--- Start Exercise data ---

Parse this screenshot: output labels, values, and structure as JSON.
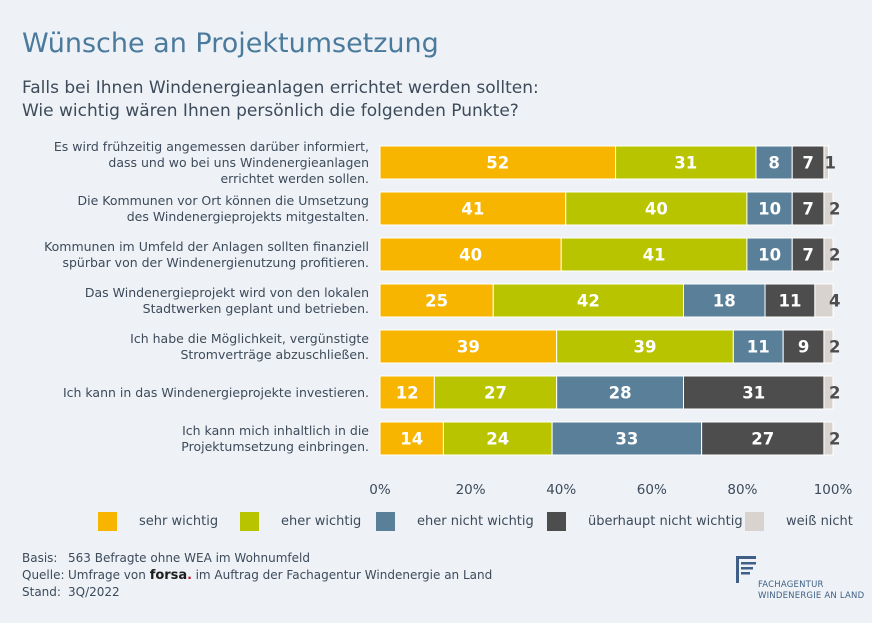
{
  "header": {
    "title": "Wünsche an Projektumsetzung",
    "subtitle_line1": "Falls bei Ihnen Windenergieanlagen errichtet werden sollten:",
    "subtitle_line2": "Wie wichtig wären Ihnen persönlich die folgenden Punkte?"
  },
  "chart_data": {
    "type": "bar",
    "orientation": "horizontal-stacked",
    "title": "Wünsche an Projektumsetzung",
    "categories": [
      [
        "Es wird frühzeitig angemessen darüber informiert,",
        "dass und wo bei uns Windenergieanlagen",
        "errichtet werden sollen."
      ],
      [
        "Die Kommunen vor Ort können die Umsetzung",
        "des Windenergieprojekts mitgestalten."
      ],
      [
        "Kommunen im Umfeld der Anlagen sollten finanziell",
        "spürbar von der Windenergienutzung profitieren."
      ],
      [
        "Das Windenergieprojekt wird von den lokalen",
        "Stadtwerken geplant und betrieben."
      ],
      [
        "Ich habe die Möglichkeit, vergünstigte",
        "Stromverträge abzuschließen."
      ],
      [
        "Ich kann in das Windenergieprojekte investieren."
      ],
      [
        "Ich kann mich inhaltlich in die",
        "Projektumsetzung einbringen."
      ]
    ],
    "series": [
      {
        "name": "sehr wichtig",
        "color": "#f7b500",
        "values": [
          52,
          41,
          40,
          25,
          39,
          12,
          14
        ]
      },
      {
        "name": "eher wichtig",
        "color": "#b9c400",
        "values": [
          31,
          40,
          41,
          42,
          39,
          27,
          24
        ]
      },
      {
        "name": "eher nicht wichtig",
        "color": "#5a7f99",
        "values": [
          8,
          10,
          10,
          18,
          11,
          28,
          33
        ]
      },
      {
        "name": "überhaupt nicht wichtig",
        "color": "#4d4d4d",
        "values": [
          7,
          7,
          7,
          11,
          9,
          31,
          27
        ]
      },
      {
        "name": "weiß nicht",
        "color": "#d9d3cf",
        "values": [
          1,
          2,
          2,
          4,
          2,
          2,
          2
        ]
      }
    ],
    "xlim": [
      0,
      100
    ],
    "xticks": [
      "0%",
      "20%",
      "40%",
      "60%",
      "80%",
      "100%"
    ],
    "legend_position": "bottom",
    "grid": false
  },
  "footer": {
    "basis_label": "Basis:",
    "basis_value": "563 Befragte ohne WEA im Wohnumfeld",
    "source_label": "Quelle:",
    "source_prefix": "Umfrage von",
    "source_brand": "forsa",
    "source_brand_dot": ".",
    "source_suffix": "im Auftrag der Fachagentur Windenergie an Land",
    "date_label": "Stand:",
    "date_value": "3Q/2022"
  },
  "logo": {
    "line1": "FACHAGENTUR",
    "line2": "WINDENERGIE AN LAND",
    "color": "#3f5f86"
  }
}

--- End Exercise data ---

# Directive
With the pictures omitted, reproduce the records in full and exactly.

# Correct response
Parse this screenshot: output labels, values, and structure as JSON.
{
  "header": {
    "title": "Wünsche an Projektumsetzung",
    "subtitle_line1": "Falls bei Ihnen Windenergieanlagen errichtet werden sollten:",
    "subtitle_line2": "Wie wichtig wären Ihnen persönlich die folgenden Punkte?"
  },
  "chart_data": {
    "type": "bar",
    "orientation": "horizontal-stacked",
    "title": "Wünsche an Projektumsetzung",
    "categories": [
      [
        "Es wird frühzeitig angemessen darüber informiert,",
        "dass und wo bei uns Windenergieanlagen",
        "errichtet werden sollen."
      ],
      [
        "Die Kommunen vor Ort können die Umsetzung",
        "des Windenergieprojekts mitgestalten."
      ],
      [
        "Kommunen im Umfeld der Anlagen sollten finanziell",
        "spürbar von der Windenergienutzung profitieren."
      ],
      [
        "Das Windenergieprojekt wird von den lokalen",
        "Stadtwerken geplant und betrieben."
      ],
      [
        "Ich habe die Möglichkeit, vergünstigte",
        "Stromverträge abzuschließen."
      ],
      [
        "Ich kann in das Windenergieprojekte investieren."
      ],
      [
        "Ich kann mich inhaltlich in die",
        "Projektumsetzung einbringen."
      ]
    ],
    "series": [
      {
        "name": "sehr wichtig",
        "color": "#f7b500",
        "values": [
          52,
          41,
          40,
          25,
          39,
          12,
          14
        ]
      },
      {
        "name": "eher wichtig",
        "color": "#b9c400",
        "values": [
          31,
          40,
          41,
          42,
          39,
          27,
          24
        ]
      },
      {
        "name": "eher nicht wichtig",
        "color": "#5a7f99",
        "values": [
          8,
          10,
          10,
          18,
          11,
          28,
          33
        ]
      },
      {
        "name": "überhaupt nicht wichtig",
        "color": "#4d4d4d",
        "values": [
          7,
          7,
          7,
          11,
          9,
          31,
          27
        ]
      },
      {
        "name": "weiß nicht",
        "color": "#d9d3cf",
        "values": [
          1,
          2,
          2,
          4,
          2,
          2,
          2
        ]
      }
    ],
    "xlim": [
      0,
      100
    ],
    "xticks": [
      "0%",
      "20%",
      "40%",
      "60%",
      "80%",
      "100%"
    ],
    "legend_position": "bottom",
    "grid": false
  },
  "footer": {
    "basis_label": "Basis:",
    "basis_value": "563 Befragte ohne WEA im Wohnumfeld",
    "source_label": "Quelle:",
    "source_prefix": "Umfrage von",
    "source_brand": "forsa",
    "source_brand_dot": ".",
    "source_suffix": "im Auftrag der Fachagentur Windenergie an Land",
    "date_label": "Stand:",
    "date_value": "3Q/2022"
  },
  "logo": {
    "line1": "FACHAGENTUR",
    "line2": "WINDENERGIE AN LAND",
    "color": "#3f5f86"
  }
}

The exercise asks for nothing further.